Records excerpted from a collection
● ● ●

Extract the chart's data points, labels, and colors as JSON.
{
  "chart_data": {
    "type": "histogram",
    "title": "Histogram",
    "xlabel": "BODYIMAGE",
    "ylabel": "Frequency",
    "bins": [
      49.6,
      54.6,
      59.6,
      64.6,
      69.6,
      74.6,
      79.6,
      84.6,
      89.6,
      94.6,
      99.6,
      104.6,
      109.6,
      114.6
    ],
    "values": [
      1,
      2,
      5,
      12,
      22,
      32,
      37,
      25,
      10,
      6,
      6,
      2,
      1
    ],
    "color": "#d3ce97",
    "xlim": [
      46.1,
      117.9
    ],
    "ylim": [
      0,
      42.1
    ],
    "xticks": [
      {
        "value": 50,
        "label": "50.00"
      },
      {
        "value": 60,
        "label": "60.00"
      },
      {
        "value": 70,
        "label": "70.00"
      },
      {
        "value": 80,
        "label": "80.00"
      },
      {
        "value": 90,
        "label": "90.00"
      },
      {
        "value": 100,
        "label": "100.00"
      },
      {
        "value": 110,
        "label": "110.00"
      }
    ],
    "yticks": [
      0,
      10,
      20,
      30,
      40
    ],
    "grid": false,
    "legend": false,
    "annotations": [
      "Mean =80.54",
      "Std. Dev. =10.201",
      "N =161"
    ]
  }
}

● ● ●

_TASK STATEMENT_:
The full set of records should be duplicated exactly.

_WRITTEN REPLY_:
Extract the chart's data points, labels, and colors as JSON.
{
  "chart_data": {
    "type": "histogram",
    "title": "Histogram",
    "xlabel": "BODYIMAGE",
    "ylabel": "Frequency",
    "bins": [
      49.6,
      54.6,
      59.6,
      64.6,
      69.6,
      74.6,
      79.6,
      84.6,
      89.6,
      94.6,
      99.6,
      104.6,
      109.6,
      114.6
    ],
    "values": [
      1,
      2,
      5,
      12,
      22,
      32,
      37,
      25,
      10,
      6,
      6,
      2,
      1
    ],
    "color": "#d3ce97",
    "xlim": [
      46.1,
      117.9
    ],
    "ylim": [
      0,
      42.1
    ],
    "xticks": [
      {
        "value": 50,
        "label": "50.00"
      },
      {
        "value": 60,
        "label": "60.00"
      },
      {
        "value": 70,
        "label": "70.00"
      },
      {
        "value": 80,
        "label": "80.00"
      },
      {
        "value": 90,
        "label": "90.00"
      },
      {
        "value": 100,
        "label": "100.00"
      },
      {
        "value": 110,
        "label": "110.00"
      }
    ],
    "yticks": [
      0,
      10,
      20,
      30,
      40
    ],
    "grid": false,
    "legend": false,
    "annotations": [
      "Mean =80.54",
      "Std. Dev. =10.201",
      "N =161"
    ]
  }
}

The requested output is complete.